## To be done
Where does the string "settings" appear in the records? Copy every line that contains it.

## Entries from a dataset
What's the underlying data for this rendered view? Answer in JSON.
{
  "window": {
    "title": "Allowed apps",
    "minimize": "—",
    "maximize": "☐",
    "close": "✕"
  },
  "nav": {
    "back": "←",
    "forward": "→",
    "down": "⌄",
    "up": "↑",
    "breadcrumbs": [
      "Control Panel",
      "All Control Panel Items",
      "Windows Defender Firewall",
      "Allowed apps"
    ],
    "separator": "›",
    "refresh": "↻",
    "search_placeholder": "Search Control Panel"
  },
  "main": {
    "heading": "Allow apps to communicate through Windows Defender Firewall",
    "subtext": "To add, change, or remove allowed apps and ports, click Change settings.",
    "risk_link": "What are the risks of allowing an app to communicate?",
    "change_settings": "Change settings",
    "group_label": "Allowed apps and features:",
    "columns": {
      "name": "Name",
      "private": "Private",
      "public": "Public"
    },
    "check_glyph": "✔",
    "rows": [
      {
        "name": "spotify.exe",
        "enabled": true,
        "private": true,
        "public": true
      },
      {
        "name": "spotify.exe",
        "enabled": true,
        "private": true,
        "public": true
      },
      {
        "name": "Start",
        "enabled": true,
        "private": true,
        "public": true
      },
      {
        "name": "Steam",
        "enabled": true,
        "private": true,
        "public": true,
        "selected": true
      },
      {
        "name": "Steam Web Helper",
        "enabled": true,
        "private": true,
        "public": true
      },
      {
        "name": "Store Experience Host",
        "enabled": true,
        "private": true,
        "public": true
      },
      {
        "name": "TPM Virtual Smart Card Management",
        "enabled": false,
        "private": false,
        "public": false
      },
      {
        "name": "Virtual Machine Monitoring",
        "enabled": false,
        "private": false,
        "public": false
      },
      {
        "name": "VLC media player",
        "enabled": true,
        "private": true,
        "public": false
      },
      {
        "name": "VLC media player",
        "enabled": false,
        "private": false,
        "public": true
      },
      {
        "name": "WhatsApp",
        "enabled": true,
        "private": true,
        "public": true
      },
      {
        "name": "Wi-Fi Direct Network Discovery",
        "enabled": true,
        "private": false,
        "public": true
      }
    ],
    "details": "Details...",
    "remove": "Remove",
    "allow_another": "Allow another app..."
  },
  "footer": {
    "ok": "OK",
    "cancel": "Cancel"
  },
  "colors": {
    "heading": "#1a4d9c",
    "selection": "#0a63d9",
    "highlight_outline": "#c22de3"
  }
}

## Exercise solution
    "subtext": "To add, change, or remove allowed apps and ports, click Change settings.",
    "change_settings": "Change settings",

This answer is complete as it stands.